--- start RECORDS FOR THE EXERCISE ---
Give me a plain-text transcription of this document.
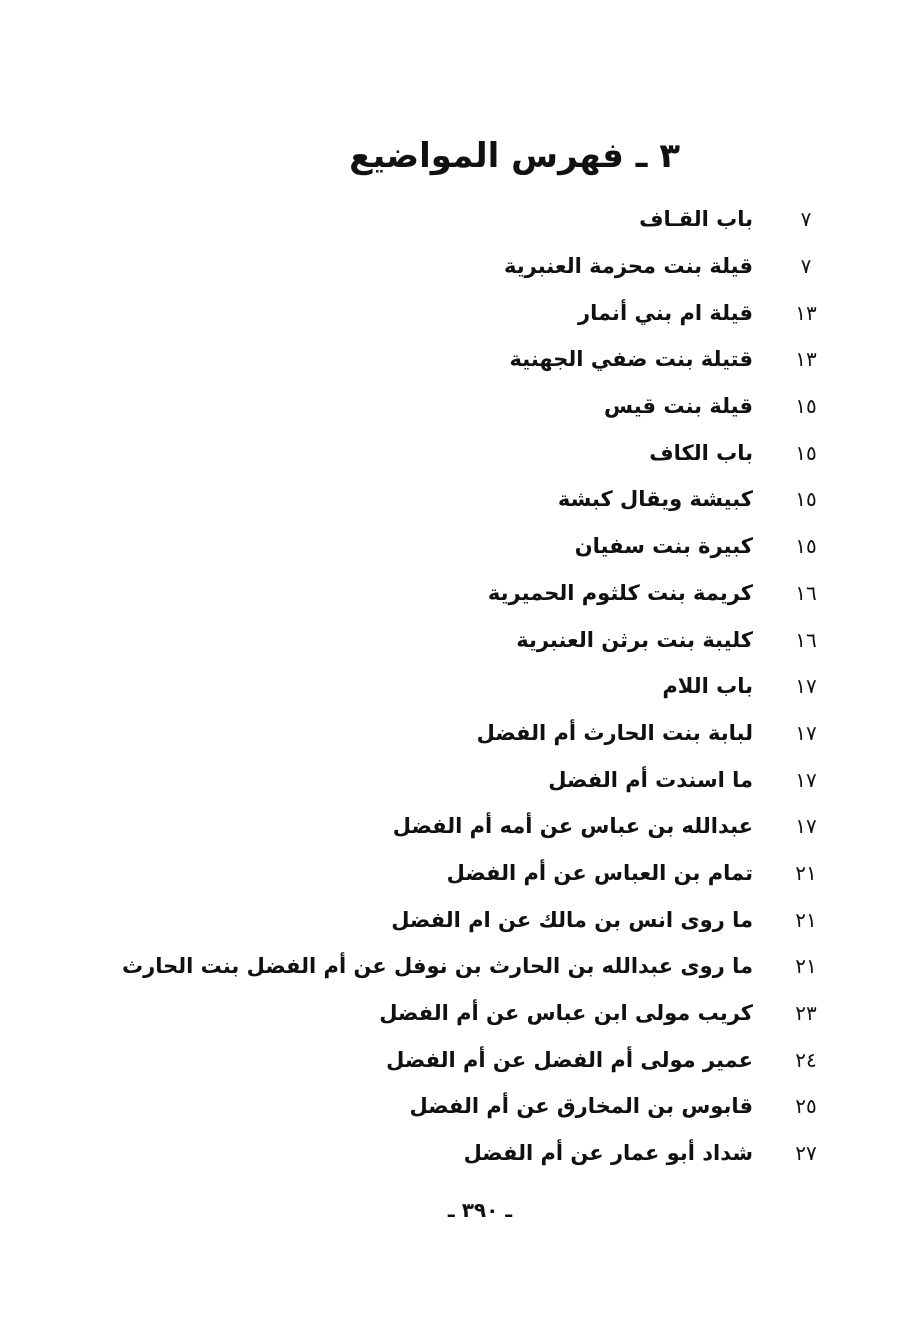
٣ ـ فهرس المواضيع
٧
باب القـاف
٧
قيلة بنت محزمة العنبرية
١٣
قيلة ام بني أنمار
١٣
قتيلة بنت ضفي الجهنية
١٥
قيلة بنت قيس
١٥
باب الكاف
١٥
كبيشة ويقال كبشة
١٥
كبيرة بنت سفيان
١٦
كريمة بنت كلثوم الحميرية
١٦
كليبة بنت برثن العنبرية
١٧
باب اللام
١٧
لبابة بنت الحارث أم الفضل
١٧
ما اسندت أم الفضل
١٧
عبدالله بن عباس عن أمه أم الفضل
٢١
تمام بن العباس عن أم الفضل
٢١
ما روى انس بن مالك عن ام الفضل
٢١
ما روى عبدالله بن الحارث بن نوفل عن أم الفضل بنت الحارث
٢٣
كريب مولى ابن عباس عن أم الفضل
٢٤
عمير مولى أم الفضل عن أم الفضل
٢٥
قابوس بن المخارق عن أم الفضل
٢٧
شداد أبو عمار عن أم الفضل
ـ ٣٩٠ ـ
--- end RECORDS FOR THE EXERCISE ---
TASK REQUIREMENTS:
Using the data above, print every line exactly, omitting pictures.

PROBLEM SOLUTION:
Give me a plain-text transcription of this document.
٣ ـ فهرس المواضيع
٧
باب القـاف
٧
قيلة بنت محزمة العنبرية
١٣
قيلة ام بني أنمار
١٣
قتيلة بنت ضفي الجهنية
١٥
قيلة بنت قيس
١٥
باب الكاف
١٥
كبيشة ويقال كبشة
١٥
كبيرة بنت سفيان
١٦
كريمة بنت كلثوم الحميرية
١٦
كليبة بنت برثن العنبرية
١٧
باب اللام
١٧
لبابة بنت الحارث أم الفضل
١٧
ما اسندت أم الفضل
١٧
عبدالله بن عباس عن أمه أم الفضل
٢١
تمام بن العباس عن أم الفضل
٢١
ما روى انس بن مالك عن ام الفضل
٢١
ما روى عبدالله بن الحارث بن نوفل عن أم الفضل بنت الحارث
٢٣
كريب مولى ابن عباس عن أم الفضل
٢٤
عمير مولى أم الفضل عن أم الفضل
٢٥
قابوس بن المخارق عن أم الفضل
٢٧
شداد أبو عمار عن أم الفضل
ـ ٣٩٠ ـ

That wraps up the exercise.